Exercise details ::
Each record is to be printed again precisely as it reads.

-- Start of Data shown --

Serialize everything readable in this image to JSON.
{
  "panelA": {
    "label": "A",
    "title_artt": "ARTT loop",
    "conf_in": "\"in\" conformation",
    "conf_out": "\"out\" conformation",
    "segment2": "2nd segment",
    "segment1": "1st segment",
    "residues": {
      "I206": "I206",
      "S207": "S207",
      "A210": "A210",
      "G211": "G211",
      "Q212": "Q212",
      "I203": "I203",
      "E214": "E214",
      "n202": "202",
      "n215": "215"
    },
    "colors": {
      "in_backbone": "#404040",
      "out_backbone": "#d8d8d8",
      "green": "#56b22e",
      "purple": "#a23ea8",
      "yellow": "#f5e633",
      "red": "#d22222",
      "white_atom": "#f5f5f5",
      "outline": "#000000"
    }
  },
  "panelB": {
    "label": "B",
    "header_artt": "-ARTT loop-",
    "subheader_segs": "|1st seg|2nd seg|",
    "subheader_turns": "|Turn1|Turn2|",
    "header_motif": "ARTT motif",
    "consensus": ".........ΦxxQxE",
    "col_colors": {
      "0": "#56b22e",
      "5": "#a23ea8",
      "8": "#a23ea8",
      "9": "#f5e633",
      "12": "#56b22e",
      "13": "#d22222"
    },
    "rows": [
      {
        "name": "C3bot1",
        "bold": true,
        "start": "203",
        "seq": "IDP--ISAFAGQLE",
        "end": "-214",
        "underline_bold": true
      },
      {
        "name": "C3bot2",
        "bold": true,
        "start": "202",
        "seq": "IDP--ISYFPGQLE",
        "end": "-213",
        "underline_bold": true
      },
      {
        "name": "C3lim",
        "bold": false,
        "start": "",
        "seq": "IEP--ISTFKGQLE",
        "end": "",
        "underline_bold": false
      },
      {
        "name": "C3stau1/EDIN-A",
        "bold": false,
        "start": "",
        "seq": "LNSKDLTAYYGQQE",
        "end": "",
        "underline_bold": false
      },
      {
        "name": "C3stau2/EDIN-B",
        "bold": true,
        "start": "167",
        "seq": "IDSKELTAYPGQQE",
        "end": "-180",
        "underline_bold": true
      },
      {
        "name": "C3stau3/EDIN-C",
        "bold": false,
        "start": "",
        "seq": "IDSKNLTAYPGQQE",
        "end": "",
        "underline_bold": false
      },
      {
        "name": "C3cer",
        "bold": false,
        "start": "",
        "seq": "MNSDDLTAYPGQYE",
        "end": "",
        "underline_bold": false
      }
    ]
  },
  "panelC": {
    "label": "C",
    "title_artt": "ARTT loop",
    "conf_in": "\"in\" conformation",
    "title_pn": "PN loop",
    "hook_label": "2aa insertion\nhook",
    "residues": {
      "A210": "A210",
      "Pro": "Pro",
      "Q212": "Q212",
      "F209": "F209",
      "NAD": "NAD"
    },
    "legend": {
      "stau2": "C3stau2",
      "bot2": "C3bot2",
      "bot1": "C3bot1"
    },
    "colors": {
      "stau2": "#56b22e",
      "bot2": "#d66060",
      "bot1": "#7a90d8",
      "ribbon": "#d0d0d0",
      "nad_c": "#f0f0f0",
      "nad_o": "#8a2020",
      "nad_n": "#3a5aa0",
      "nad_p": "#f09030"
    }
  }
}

-- End of Data shown --

Task result ::
Serialize everything readable in this image to JSON.
{
  "panelA": {
    "label": "A",
    "title_artt": "ARTT loop",
    "conf_in": "\"in\" conformation",
    "conf_out": "\"out\" conformation",
    "segment2": "2nd segment",
    "segment1": "1st segment",
    "residues": {
      "I206": "I206",
      "S207": "S207",
      "A210": "A210",
      "G211": "G211",
      "Q212": "Q212",
      "I203": "I203",
      "E214": "E214",
      "n202": "202",
      "n215": "215"
    },
    "colors": {
      "in_backbone": "#404040",
      "out_backbone": "#d8d8d8",
      "green": "#56b22e",
      "purple": "#a23ea8",
      "yellow": "#f5e633",
      "red": "#d22222",
      "white_atom": "#f5f5f5",
      "outline": "#000000"
    }
  },
  "panelB": {
    "label": "B",
    "header_artt": "-ARTT loop-",
    "subheader_segs": "|1st seg|2nd seg|",
    "subheader_turns": "|Turn1|Turn2|",
    "header_motif": "ARTT motif",
    "consensus": ".........ΦxxQxE",
    "col_colors": {
      "0": "#56b22e",
      "5": "#a23ea8",
      "8": "#a23ea8",
      "9": "#f5e633",
      "12": "#56b22e",
      "13": "#d22222"
    },
    "rows": [
      {
        "name": "C3bot1",
        "bold": true,
        "start": "203",
        "seq": "IDP--ISAFAGQLE",
        "end": "-214",
        "underline_bold": true
      },
      {
        "name": "C3bot2",
        "bold": true,
        "start": "202",
        "seq": "IDP--ISYFPGQLE",
        "end": "-213",
        "underline_bold": true
      },
      {
        "name": "C3lim",
        "bold": false,
        "start": "",
        "seq": "IEP--ISTFKGQLE",
        "end": "",
        "underline_bold": false
      },
      {
        "name": "C3stau1/EDIN-A",
        "bold": false,
        "start": "",
        "seq": "LNSKDLTAYYGQQE",
        "end": "",
        "underline_bold": false
      },
      {
        "name": "C3stau2/EDIN-B",
        "bold": true,
        "start": "167",
        "seq": "IDSKELTAYPGQQE",
        "end": "-180",
        "underline_bold": true
      },
      {
        "name": "C3stau3/EDIN-C",
        "bold": false,
        "start": "",
        "seq": "IDSKNLTAYPGQQE",
        "end": "",
        "underline_bold": false
      },
      {
        "name": "C3cer",
        "bold": false,
        "start": "",
        "seq": "MNSDDLTAYPGQYE",
        "end": "",
        "underline_bold": false
      }
    ]
  },
  "panelC": {
    "label": "C",
    "title_artt": "ARTT loop",
    "conf_in": "\"in\" conformation",
    "title_pn": "PN loop",
    "hook_label": "2aa insertion\nhook",
    "residues": {
      "A210": "A210",
      "Pro": "Pro",
      "Q212": "Q212",
      "F209": "F209",
      "NAD": "NAD"
    },
    "legend": {
      "stau2": "C3stau2",
      "bot2": "C3bot2",
      "bot1": "C3bot1"
    },
    "colors": {
      "stau2": "#56b22e",
      "bot2": "#d66060",
      "bot1": "#7a90d8",
      "ribbon": "#d0d0d0",
      "nad_c": "#f0f0f0",
      "nad_o": "#8a2020",
      "nad_n": "#3a5aa0",
      "nad_p": "#f09030"
    }
  }
}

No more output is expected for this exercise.